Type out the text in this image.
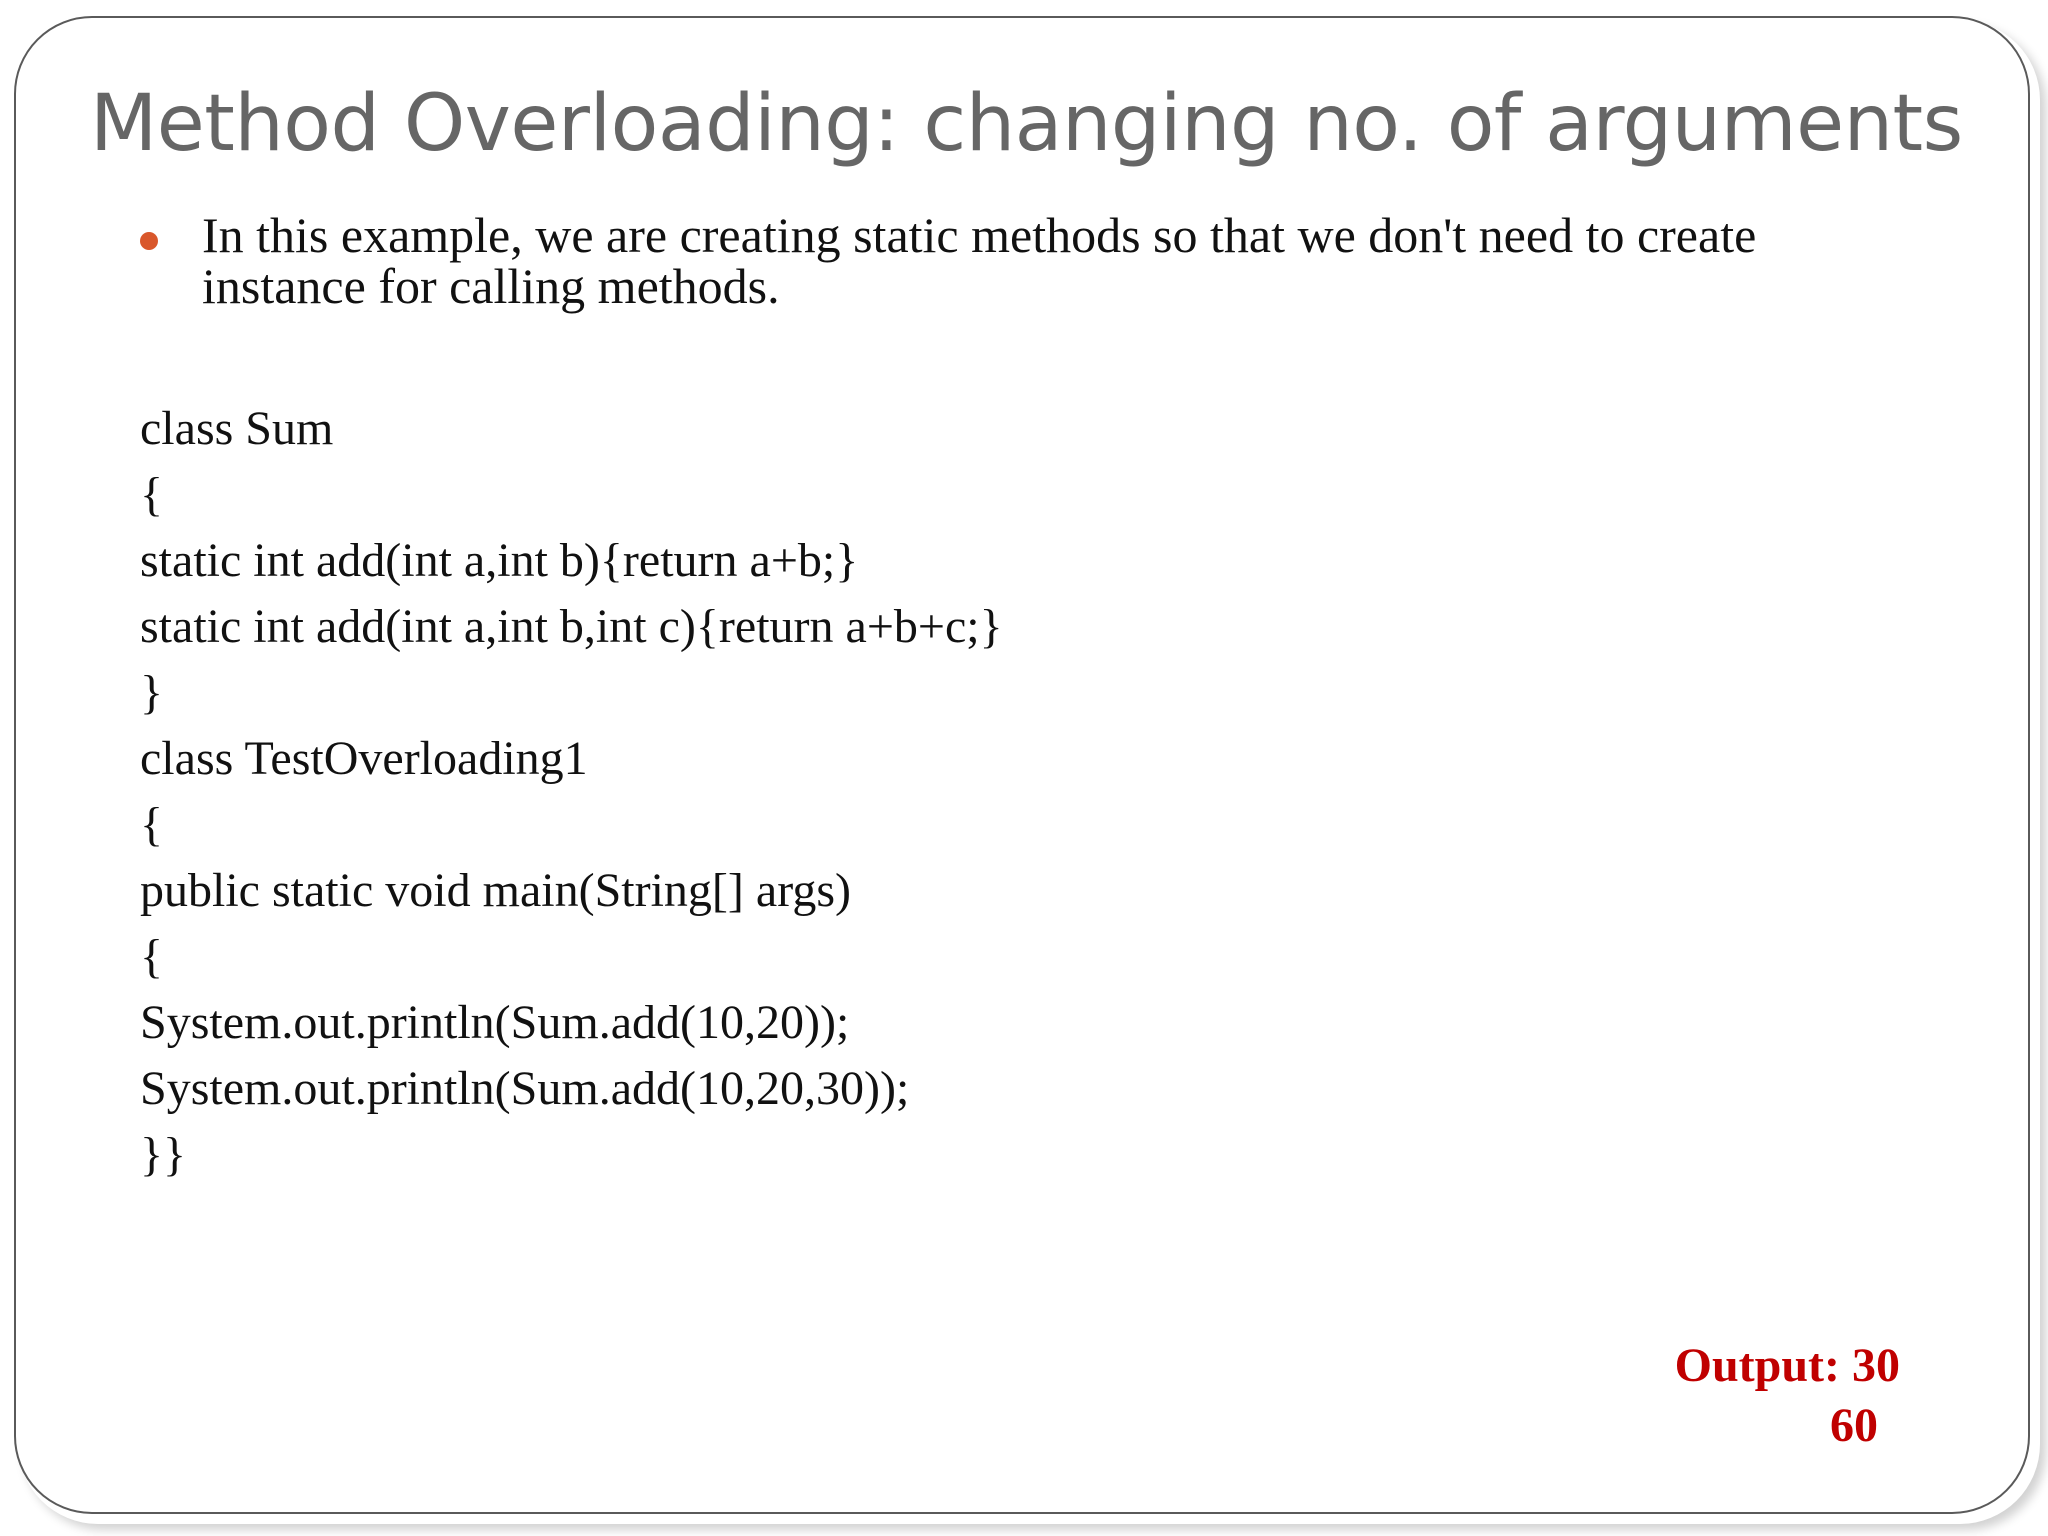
Method Overloading: changing no. of arguments
In this example, we are creating static methods so that we don't need to create instance for calling methods.
class Sum
{
static int add(int a,int b){return a+b;}
static int add(int a,int b,int c){return a+b+c;}
}
class TestOverloading1
{
public static void main(String[] args)
{
System.out.println(Sum.add(10,20));
System.out.println(Sum.add(10,20,30));
}}
Output: 30
60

◆ THE TASK
Return every line of the preceding records in which the word "println" appears.

◆ EXERCISE RESULT
System.out.println(Sum.add(10,20));
System.out.println(Sum.add(10,20,30));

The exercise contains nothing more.